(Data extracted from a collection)
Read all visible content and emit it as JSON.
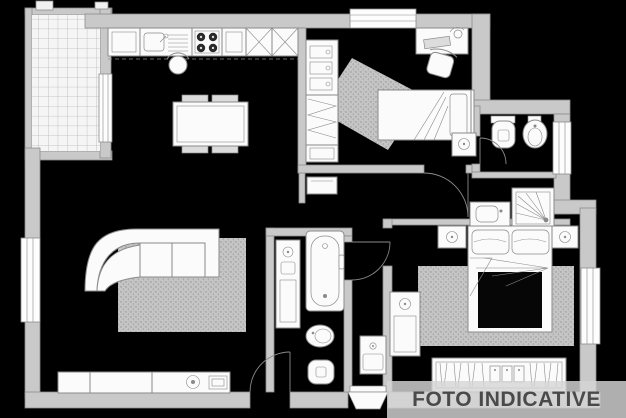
{
  "watermark": {
    "text": "FOTO INDICATIVE"
  },
  "colors": {
    "background": "#000000",
    "wall-fill": "#c9c9c9",
    "wall-edge": "#8d8d8d",
    "line": "#8a8a8a",
    "furniture-fill": "#fbfbfb",
    "watermark-bg": "rgba(214,214,214,0.82)",
    "watermark-text": "#4a4a4a"
  },
  "plan": {
    "type": "apartment-floor-plan",
    "rooms": [
      {
        "name": "balcony",
        "features": [
          "tiled-floor",
          "opening-to-living-room"
        ]
      },
      {
        "name": "living-room-kitchen",
        "furniture": [
          "kitchen-counter",
          "kitchen-sink",
          "stove-4-burners",
          "kitchen-cabinets",
          "tall-units-x",
          "stool",
          "dining-table",
          "four-chairs",
          "sectional-sofa",
          "rug",
          "tv-sideboard",
          "speaker",
          "tv"
        ]
      },
      {
        "name": "bedroom-2",
        "furniture": [
          "single-bed",
          "pillow",
          "desk",
          "desk-chair",
          "desk-lamp",
          "wardrobe-drawers",
          "nightstand",
          "diagonal-rug"
        ]
      },
      {
        "name": "bathroom-2",
        "furniture": [
          "toilet",
          "bidet"
        ]
      },
      {
        "name": "shower-room",
        "furniture": [
          "shower",
          "washbasin-cabinet"
        ]
      },
      {
        "name": "main-bathroom",
        "furniture": [
          "washbasin-cabinet",
          "bathtub",
          "bidet",
          "toilet"
        ]
      },
      {
        "name": "hallway",
        "furniture": [
          "shoe-cabinet",
          "washing-machine"
        ]
      },
      {
        "name": "master-bedroom",
        "furniture": [
          "double-bed",
          "two-pillows",
          "nightstand-left",
          "nightstand-right",
          "dresser",
          "wardrobe-with-hangers",
          "rug"
        ]
      }
    ],
    "doors": [
      "entrance-door",
      "hall-door",
      "main-bathroom-door",
      "bathroom-2-door",
      "balcony-opening",
      "corridor-entrance"
    ],
    "windows": [
      "top-window",
      "left-window",
      "bathroom-2-window",
      "master-bedroom-window"
    ]
  }
}
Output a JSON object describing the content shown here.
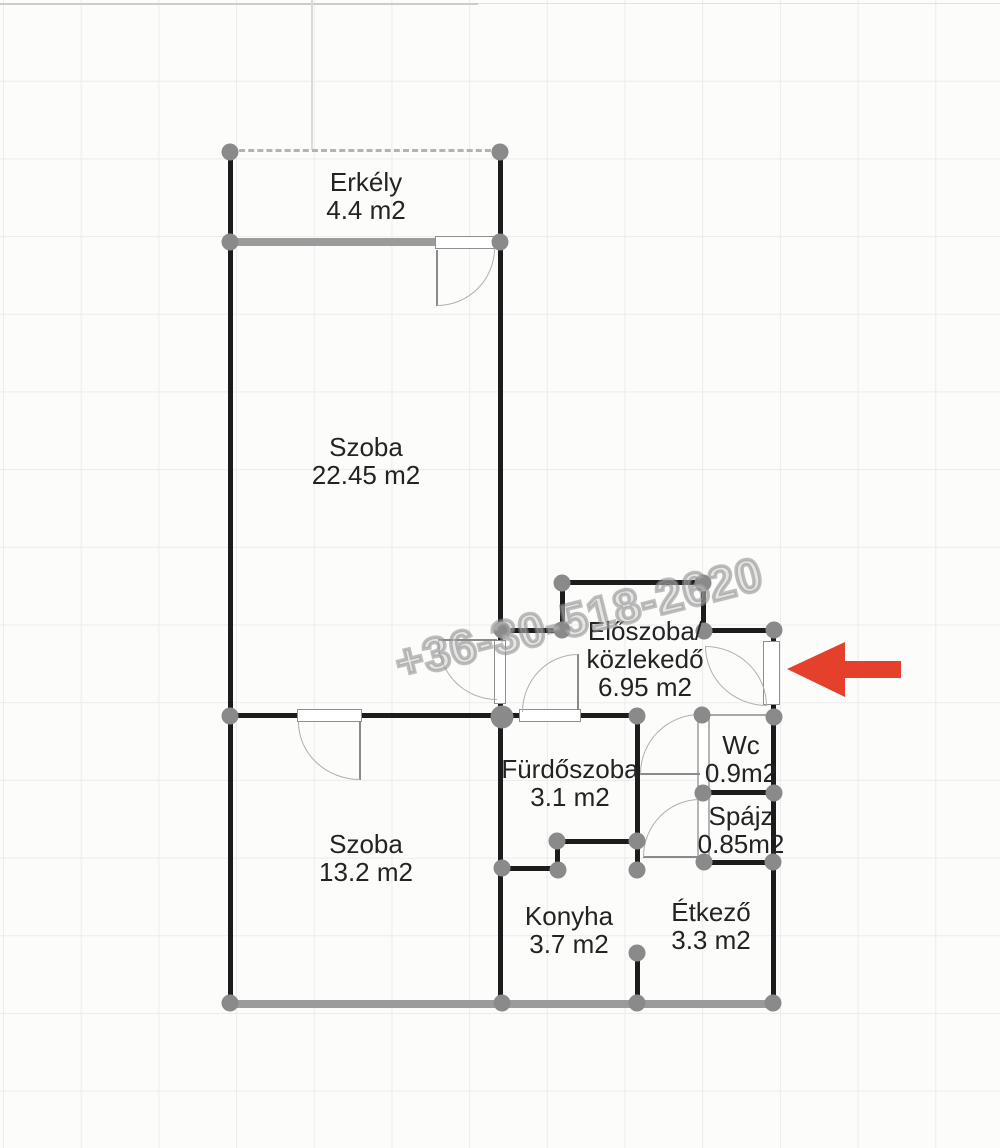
{
  "watermark": "+36-30-518-2620",
  "rooms": [
    {
      "id": "erkely",
      "name": "Erkély",
      "area": "4.4 m2"
    },
    {
      "id": "szoba-nagy",
      "name": "Szoba",
      "area": "22.45 m2"
    },
    {
      "id": "eloszoba",
      "name": "Előszoba/",
      "name2": "közlekedő",
      "area": "6.95 m2"
    },
    {
      "id": "furdoszoba",
      "name": "Fürdőszoba",
      "area": "3.1 m2"
    },
    {
      "id": "wc",
      "name": "Wc",
      "area": "0.9m2"
    },
    {
      "id": "spajz",
      "name": "Spájz",
      "area": "0.85m2"
    },
    {
      "id": "szoba-kis",
      "name": "Szoba",
      "area": "13.2 m2"
    },
    {
      "id": "konyha",
      "name": "Konyha",
      "area": "3.7 m2"
    },
    {
      "id": "etkezo",
      "name": "Étkező",
      "area": "3.3 m2"
    }
  ],
  "colors": {
    "wall": "#1c1c1c",
    "wall-light": "#9b9b9b",
    "node": "#8a8a8a",
    "label": "#232323",
    "arrow": "#e5402b"
  }
}
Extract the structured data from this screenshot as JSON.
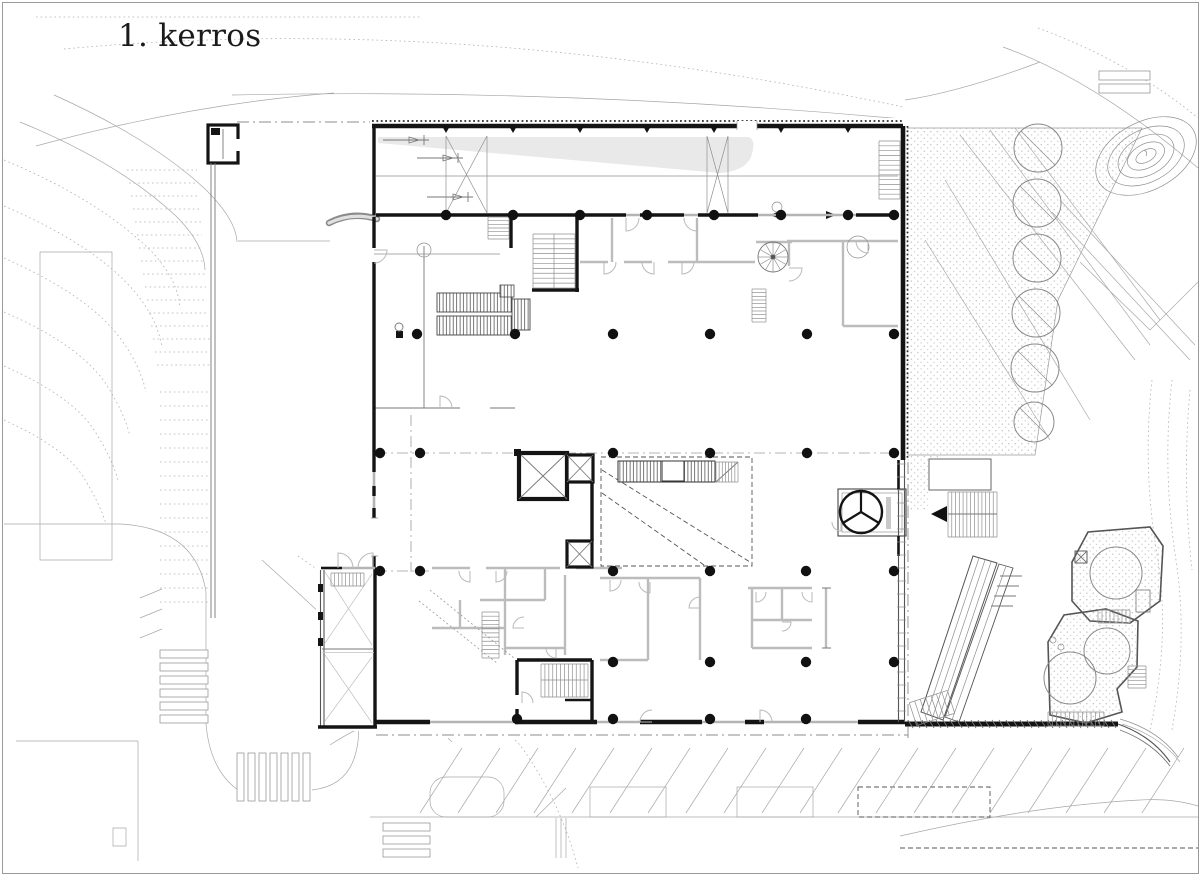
{
  "title": "1. kerros",
  "sheet": {
    "background": "#ffffff",
    "border_color": "#9a9a9a"
  },
  "palette": {
    "wall_black": "#141414",
    "partition_gray": "#bcbcbc",
    "site_line_gray": "#a8a8a8",
    "ramp_shade": "#e9e9e9",
    "stipple_dot": "#c6c6c6"
  },
  "features": [
    "loading-hall",
    "ramp-shade",
    "bicycle-symbols",
    "spiral-staircase",
    "straight-staircases",
    "elevator-shafts",
    "revolving-door-entrance",
    "entrance-arrow",
    "tree-row",
    "contour-mound",
    "pedestrian-crossings",
    "parking-stalls",
    "planters",
    "exterior-stair",
    "escalator-ramp",
    "retaining-wall",
    "column-grid"
  ]
}
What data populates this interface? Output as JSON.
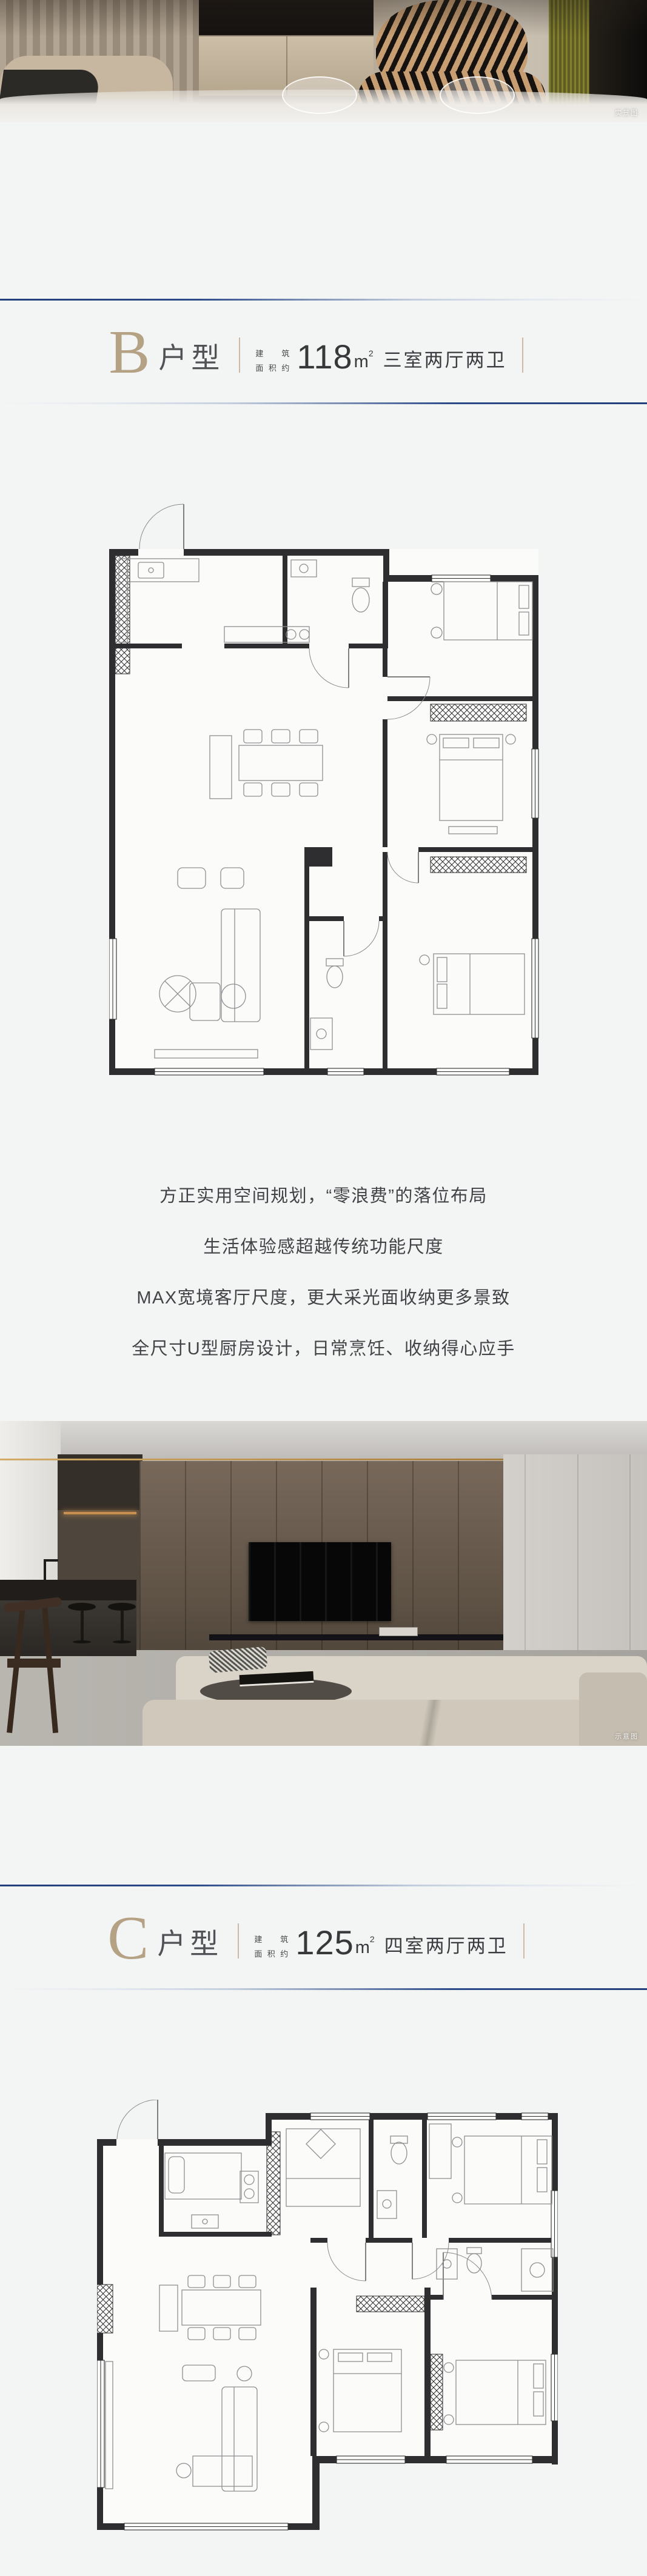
{
  "photos": {
    "top": {
      "caption": "实景图"
    },
    "middle": {
      "caption": "示意图"
    }
  },
  "unit_b": {
    "letter": "B",
    "suffix": "户型",
    "area_label_top": [
      "建",
      "筑"
    ],
    "area_label_bottom": [
      "面",
      "积",
      "约"
    ],
    "area_value": "118",
    "area_unit_base": "m",
    "area_unit_sup": "2",
    "layout": "三室两厅两卫"
  },
  "unit_c": {
    "letter": "C",
    "suffix": "户型",
    "area_label_top": [
      "建",
      "筑"
    ],
    "area_label_bottom": [
      "面",
      "积",
      "约"
    ],
    "area_value": "125",
    "area_unit_base": "m",
    "area_unit_sup": "2",
    "layout": "四室两厅两卫"
  },
  "features": [
    "方正实用空间规划，“零浪费”的落位布局",
    "生活体验感超越传统功能尺度",
    "MAX宽境客厅尺度，更大采光面收纳更多景致",
    "全尺寸U型厨房设计，日常烹饪、收纳得心应手"
  ],
  "colors": {
    "accent_tan": "#b5a183",
    "navy": "#24407a",
    "text_dark": "#424346"
  }
}
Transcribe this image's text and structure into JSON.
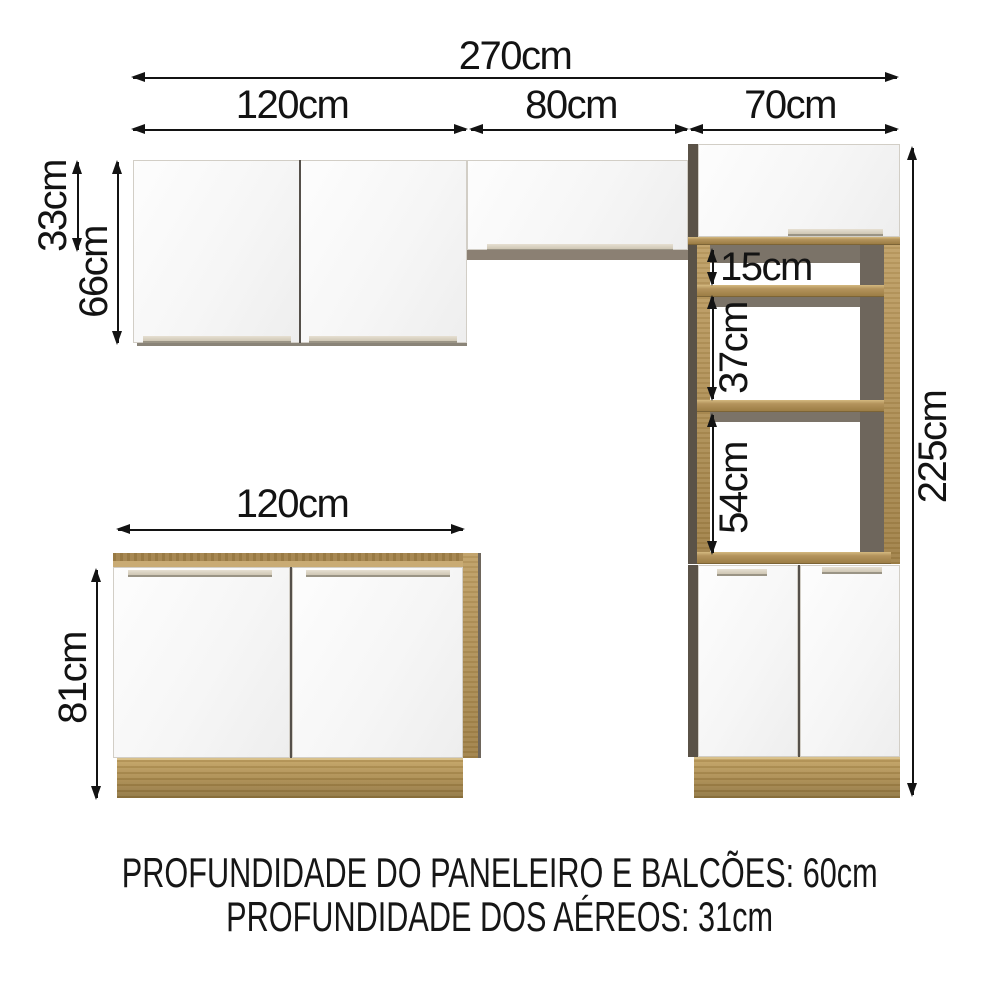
{
  "dimensions": {
    "total_width": "270cm",
    "wall_cabinet_left_width": "120cm",
    "wall_cabinet_mid_width": "80cm",
    "tall_cabinet_width": "70cm",
    "wall_cabinet_mid_height": "33cm",
    "wall_cabinet_left_height": "66cm",
    "niche_gap_top": "15cm",
    "niche_gap_middle": "37cm",
    "niche_gap_bottom": "54cm",
    "total_height": "225cm",
    "base_cabinet_width": "120cm",
    "base_cabinet_height": "81cm"
  },
  "notes": {
    "depth_line_1": "PROFUNDIDADE DO PANELEIRO E BALCÕES: 60cm",
    "depth_line_2": "PROFUNDIDADE DOS AÉREOS: 31cm"
  },
  "colors": {
    "wood": "#b1915a",
    "wood_light": "#c9ab74",
    "wood_dark": "#8f7540",
    "panel_dark_gray": "#6e665c",
    "door_white": "#fcfcfc",
    "dimension_line": "#131313"
  }
}
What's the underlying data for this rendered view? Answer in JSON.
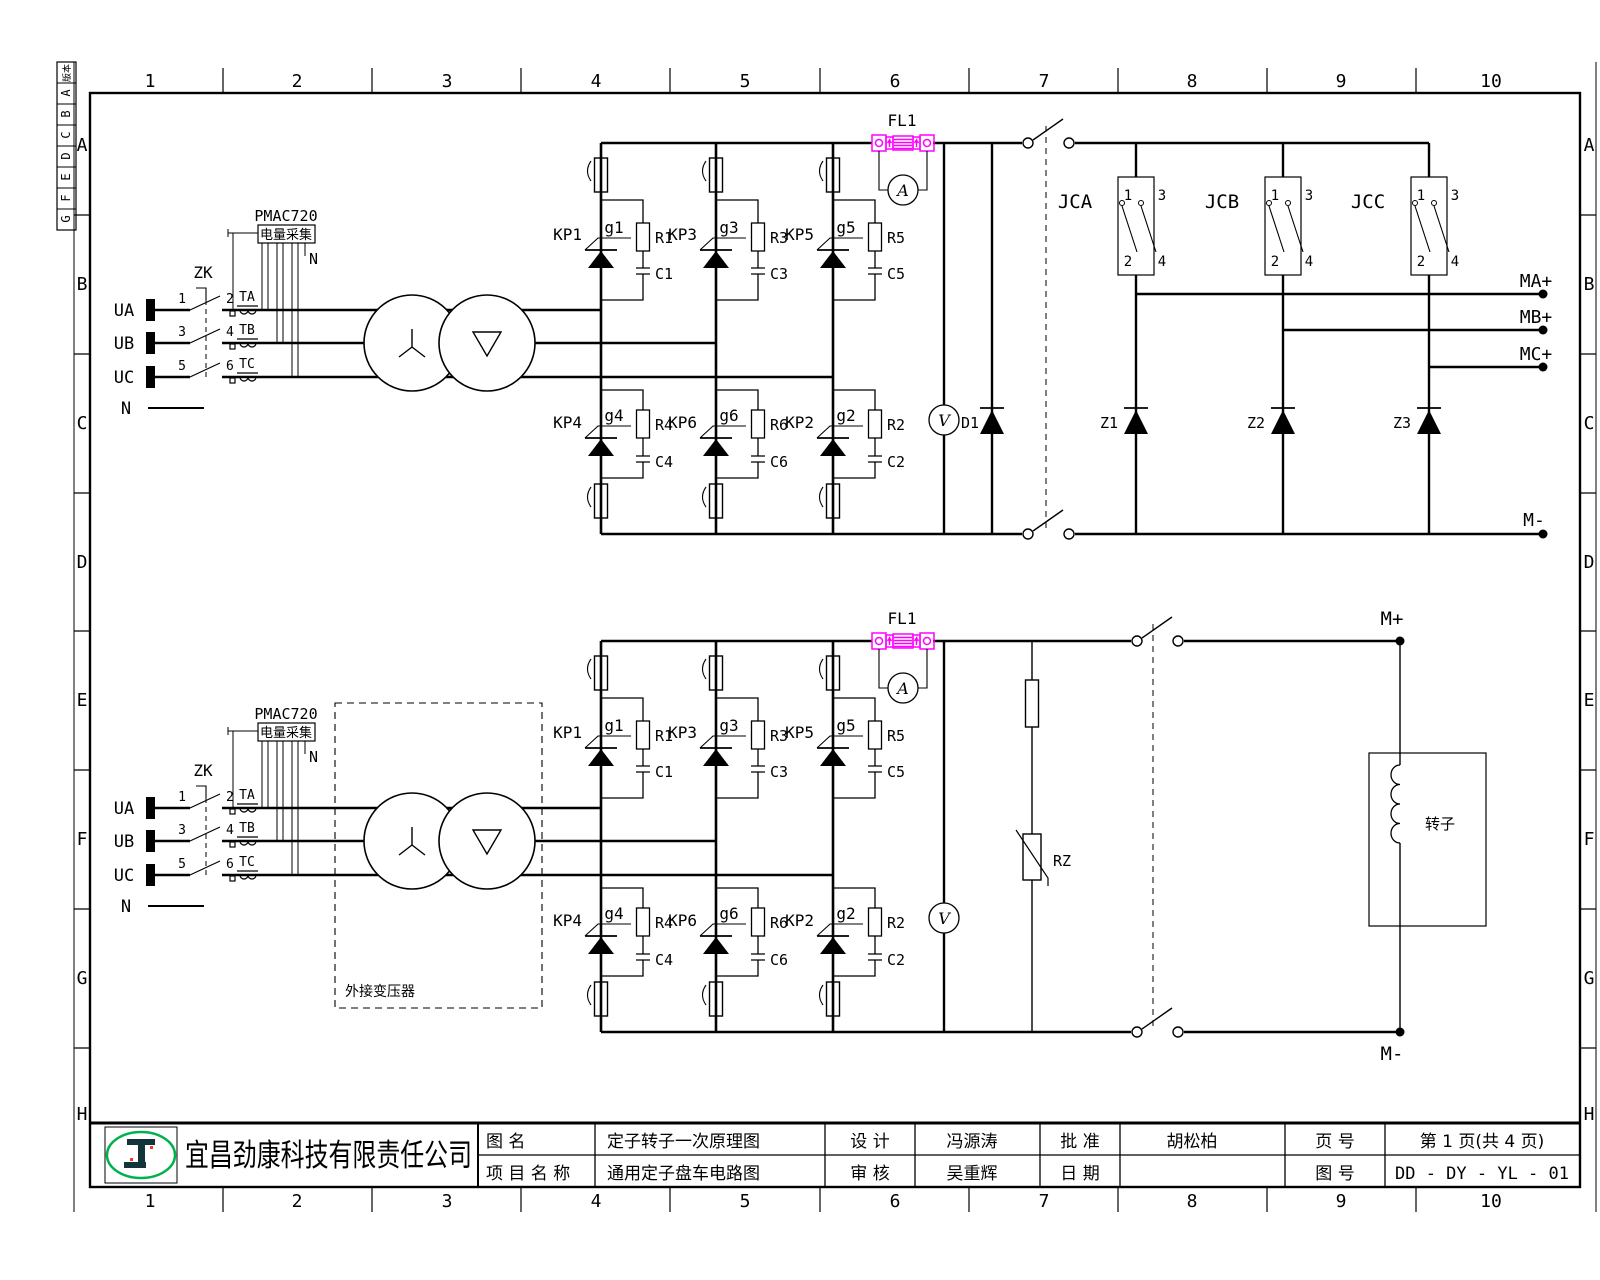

Exercise:
Looking at the material above, count the lines that hold "kitchen" and give the total alone.

Complete answer:
4